> [Goal]
Return the entries below in their exact form, leaving the pictures out.

> [Data rows]
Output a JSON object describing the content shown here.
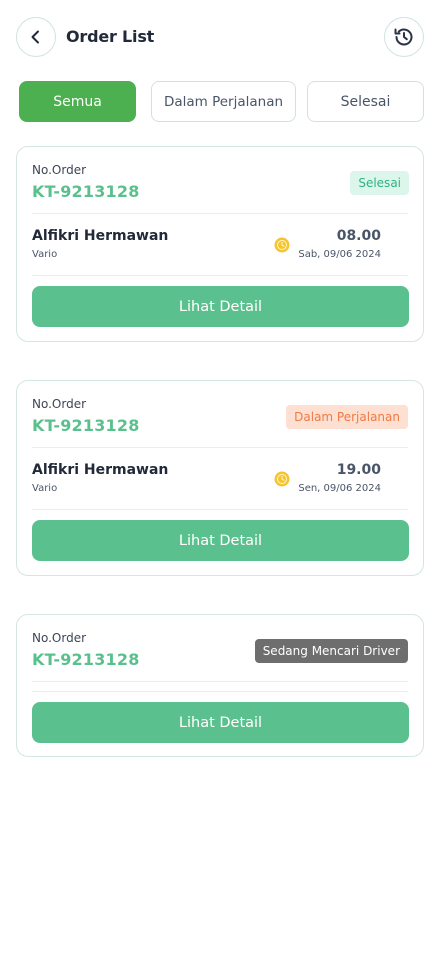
{
  "header": {
    "title": "Order List",
    "back_icon": "chevron-left-icon",
    "history_icon": "history-icon"
  },
  "tabs": [
    {
      "label": "Semua",
      "active": true
    },
    {
      "label": "Dalam Perjalanan",
      "active": false
    },
    {
      "label": "Selesai",
      "active": false
    }
  ],
  "orders": [
    {
      "order_label": "No.Order",
      "order_id": "KT-9213128",
      "status": "Selesai",
      "driver_name": "Alfikri Hermawan",
      "vehicle": "Vario",
      "time": "08.00",
      "date": "Sab, 09/06 2024",
      "button_label": "Lihat Detail"
    },
    {
      "order_label": "No.Order",
      "order_id": "KT-9213128",
      "status": "Dalam Perjalanan",
      "driver_name": "Alfikri Hermawan",
      "vehicle": "Vario",
      "time": "19.00",
      "date": "Sen, 09/06 2024",
      "button_label": "Lihat Detail"
    },
    {
      "order_label": "No.Order",
      "order_id": "KT-9213128",
      "status": "Sedang Mencari Driver",
      "button_label": "Lihat Detail"
    }
  ],
  "colors": {
    "primary_green": "#4caf50",
    "button_green": "#5ac18e",
    "status_done": "#2eb384",
    "status_progress": "#f07a43",
    "status_searching": "#6e6e6e",
    "clock_yellow": "#f5c531"
  }
}
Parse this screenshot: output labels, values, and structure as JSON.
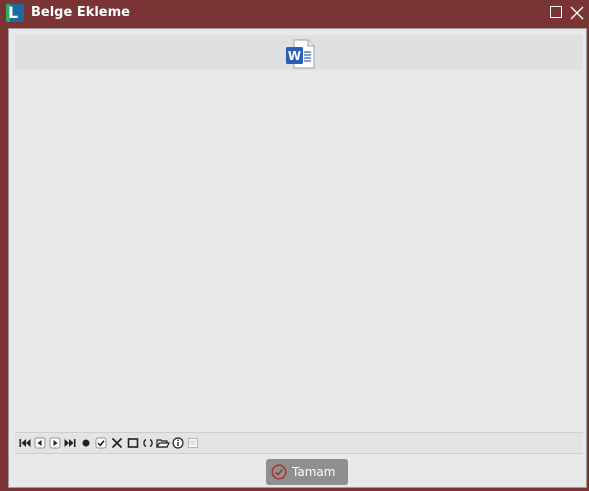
{
  "window": {
    "title": "Belge Ekleme",
    "logo_letter": "L",
    "frame_color": "#7b3434"
  },
  "title_buttons": {
    "maximize_icon": "maximize-icon",
    "close_icon": "close-icon"
  },
  "document": {
    "file_icon": "word-document-icon",
    "file_icon_letter": "W",
    "accent_color": "#2b5fb7"
  },
  "nav_toolbar": {
    "buttons": [
      {
        "name": "first-record",
        "icon": "skip-first-icon"
      },
      {
        "name": "prior-record",
        "icon": "prior-icon"
      },
      {
        "name": "next-record",
        "icon": "next-icon"
      },
      {
        "name": "last-record",
        "icon": "skip-last-icon"
      },
      {
        "name": "insert-record",
        "icon": "dot-icon"
      },
      {
        "name": "post-record",
        "icon": "check-icon"
      },
      {
        "name": "delete-record",
        "icon": "x-icon"
      },
      {
        "name": "cancel-record",
        "icon": "square-icon"
      },
      {
        "name": "refresh-record",
        "icon": "refresh-icon"
      },
      {
        "name": "open-file",
        "icon": "folder-open-icon"
      },
      {
        "name": "info",
        "icon": "info-icon"
      },
      {
        "name": "extra",
        "icon": "disabled-square-icon"
      }
    ]
  },
  "footer": {
    "ok_label": "Tamam",
    "ok_icon": "check-circle-icon",
    "ok_color": "#8f8f8f"
  }
}
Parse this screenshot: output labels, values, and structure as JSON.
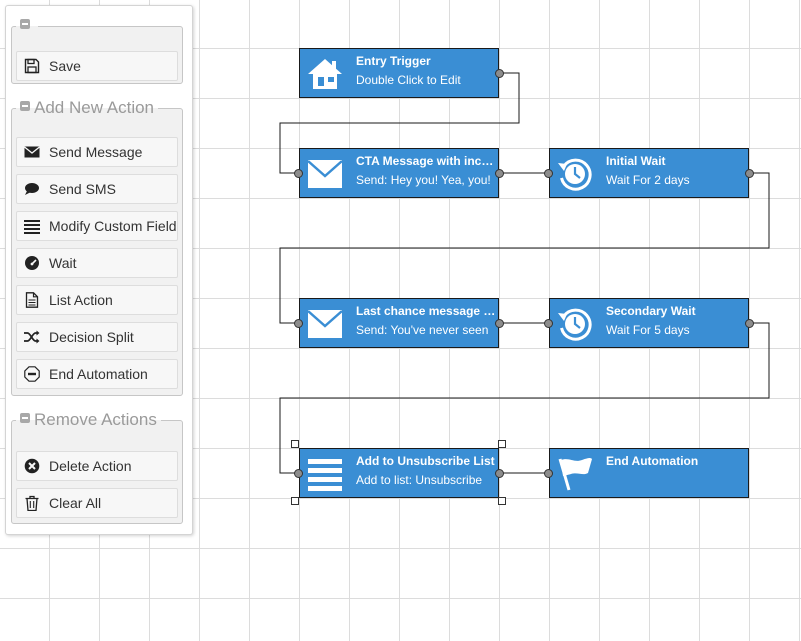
{
  "panel": {
    "top_button": {
      "label": "Save",
      "icon": "floppy-disk-icon"
    },
    "add_group": {
      "legend": "Add New Action",
      "items": [
        {
          "label": "Send Message",
          "icon": "envelope-icon"
        },
        {
          "label": "Send SMS",
          "icon": "speech-bubble-icon"
        },
        {
          "label": "Modify Custom Field",
          "icon": "lines-icon"
        },
        {
          "label": "Wait",
          "icon": "gauge-icon"
        },
        {
          "label": "List Action",
          "icon": "document-icon"
        },
        {
          "label": "Decision Split",
          "icon": "shuffle-icon"
        },
        {
          "label": "End Automation",
          "icon": "stop-sign-icon"
        }
      ]
    },
    "remove_group": {
      "legend": "Remove Actions",
      "items": [
        {
          "label": "Delete Action",
          "icon": "x-circle-icon"
        },
        {
          "label": "Clear All",
          "icon": "trash-icon"
        }
      ]
    }
  },
  "flow": {
    "nodes": [
      {
        "title": "Entry Trigger",
        "subtitle": "Double Click to Edit",
        "icon": "house-icon"
      },
      {
        "title": "CTA Message with incentive",
        "subtitle": "Send: Hey you! Yea, you!",
        "icon": "envelope-icon"
      },
      {
        "title": "Initial Wait",
        "subtitle": "Wait For 2 days",
        "icon": "clock-icon"
      },
      {
        "title": "Last chance message with",
        "subtitle": "Send: You've never seen",
        "icon": "envelope-icon"
      },
      {
        "title": "Secondary Wait",
        "subtitle": "Wait For 5 days",
        "icon": "clock-icon"
      },
      {
        "title": "Add to Unsubscribe List",
        "subtitle": "Add to list: Unsubscribe",
        "icon": "list-icon"
      },
      {
        "title": "End Automation",
        "subtitle": "",
        "icon": "flag-icon"
      }
    ]
  },
  "colors": {
    "node_fill": "#3a8ed4",
    "node_border": "#1a1a1a",
    "grid_line": "#dcdcdc",
    "panel_group_bg": "#f1f1f1"
  }
}
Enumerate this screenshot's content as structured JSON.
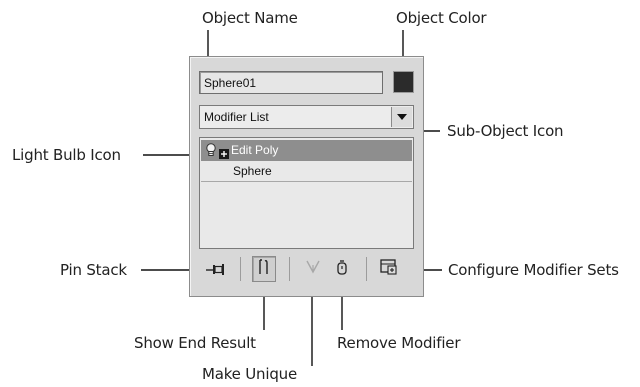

> [Result of this task]
Output a JSON object describing the content shown here.
{
  "header": {
    "title": "Order List",
    "back_icon": "chevron-left-icon",
    "history_icon": "history-icon"
  },
  "tabs": [
    {
      "label": "Semua",
      "active": true
    },
    {
      "label": "Dalam Perjalanan",
      "active": false
    },
    {
      "label": "Selesai",
      "active": false
    }
  ],
  "orders": [
    {
      "order_label": "No.Order",
      "order_id": "KT-9213128",
      "status": "Selesai",
      "driver_name": "Alfikri Hermawan",
      "vehicle": "Vario",
      "time": "08.00",
      "date": "Sab, 09/06 2024",
      "button_label": "Lihat Detail"
    },
    {
      "order_label": "No.Order",
      "order_id": "KT-9213128",
      "status": "Dalam Perjalanan",
      "driver_name": "Alfikri Hermawan",
      "vehicle": "Vario",
      "time": "19.00",
      "date": "Sen, 09/06 2024",
      "button_label": "Lihat Detail"
    },
    {
      "order_label": "No.Order",
      "order_id": "KT-9213128",
      "status": "Sedang Mencari Driver",
      "button_label": "Lihat Detail"
    }
  ],
  "colors": {
    "primary_green": "#4caf50",
    "button_green": "#5ac18e",
    "status_done": "#2eb384",
    "status_progress": "#f07a43",
    "status_searching": "#6e6e6e",
    "clock_yellow": "#f5c531"
  }
}
Parse this screenshot: output labels, values, and structure as JSON.
{
  "window": {
    "title": "Belge Ekleme",
    "logo_letter": "L",
    "frame_color": "#7b3434"
  },
  "title_buttons": {
    "maximize_icon": "maximize-icon",
    "close_icon": "close-icon"
  },
  "document": {
    "file_icon": "word-document-icon",
    "file_icon_letter": "W",
    "accent_color": "#2b5fb7"
  },
  "nav_toolbar": {
    "buttons": [
      {
        "name": "first-record",
        "icon": "skip-first-icon"
      },
      {
        "name": "prior-record",
        "icon": "prior-icon"
      },
      {
        "name": "next-record",
        "icon": "next-icon"
      },
      {
        "name": "last-record",
        "icon": "skip-last-icon"
      },
      {
        "name": "insert-record",
        "icon": "dot-icon"
      },
      {
        "name": "post-record",
        "icon": "check-icon"
      },
      {
        "name": "delete-record",
        "icon": "x-icon"
      },
      {
        "name": "cancel-record",
        "icon": "square-icon"
      },
      {
        "name": "refresh-record",
        "icon": "refresh-icon"
      },
      {
        "name": "open-file",
        "icon": "folder-open-icon"
      },
      {
        "name": "info",
        "icon": "info-icon"
      },
      {
        "name": "extra",
        "icon": "disabled-square-icon"
      }
    ]
  },
  "footer": {
    "ok_label": "Tamam",
    "ok_icon": "check-circle-icon",
    "ok_color": "#8f8f8f"
  }
}
Parse this screenshot: output labels, values, and structure as JSON.
{
  "panel": {
    "top_button": {
      "label": "Save",
      "icon": "floppy-disk-icon"
    },
    "add_group": {
      "legend": "Add New Action",
      "items": [
        {
          "label": "Send Message",
          "icon": "envelope-icon"
        },
        {
          "label": "Send SMS",
          "icon": "speech-bubble-icon"
        },
        {
          "label": "Modify Custom Field",
          "icon": "lines-icon"
        },
        {
          "label": "Wait",
          "icon": "gauge-icon"
        },
        {
          "label": "List Action",
          "icon": "document-icon"
        },
        {
          "label": "Decision Split",
          "icon": "shuffle-icon"
        },
        {
          "label": "End Automation",
          "icon": "stop-sign-icon"
        }
      ]
    },
    "remove_group": {
      "legend": "Remove Actions",
      "items": [
        {
          "label": "Delete Action",
          "icon": "x-circle-icon"
        },
        {
          "label": "Clear All",
          "icon": "trash-icon"
        }
      ]
    }
  },
  "flow": {
    "nodes": [
      {
        "title": "Entry Trigger",
        "subtitle": "Double Click to Edit",
        "icon": "house-icon"
      },
      {
        "title": "CTA Message with incentive",
        "subtitle": "Send: Hey you! Yea, you!",
        "icon": "envelope-icon"
      },
      {
        "title": "Initial Wait",
        "subtitle": "Wait For 2 days",
        "icon": "clock-icon"
      },
      {
        "title": "Last chance message with",
        "subtitle": "Send: You've never seen",
        "icon": "envelope-icon"
      },
      {
        "title": "Secondary Wait",
        "subtitle": "Wait For 5 days",
        "icon": "clock-icon"
      },
      {
        "title": "Add to Unsubscribe List",
        "subtitle": "Add to list: Unsubscribe",
        "icon": "list-icon"
      },
      {
        "title": "End Automation",
        "subtitle": "",
        "icon": "flag-icon"
      }
    ]
  },
  "colors": {
    "node_fill": "#3a8ed4",
    "node_border": "#1a1a1a",
    "grid_line": "#dcdcdc",
    "panel_group_bg": "#f1f1f1"
  }
}
Enumerate this screenshot's content as structured JSON.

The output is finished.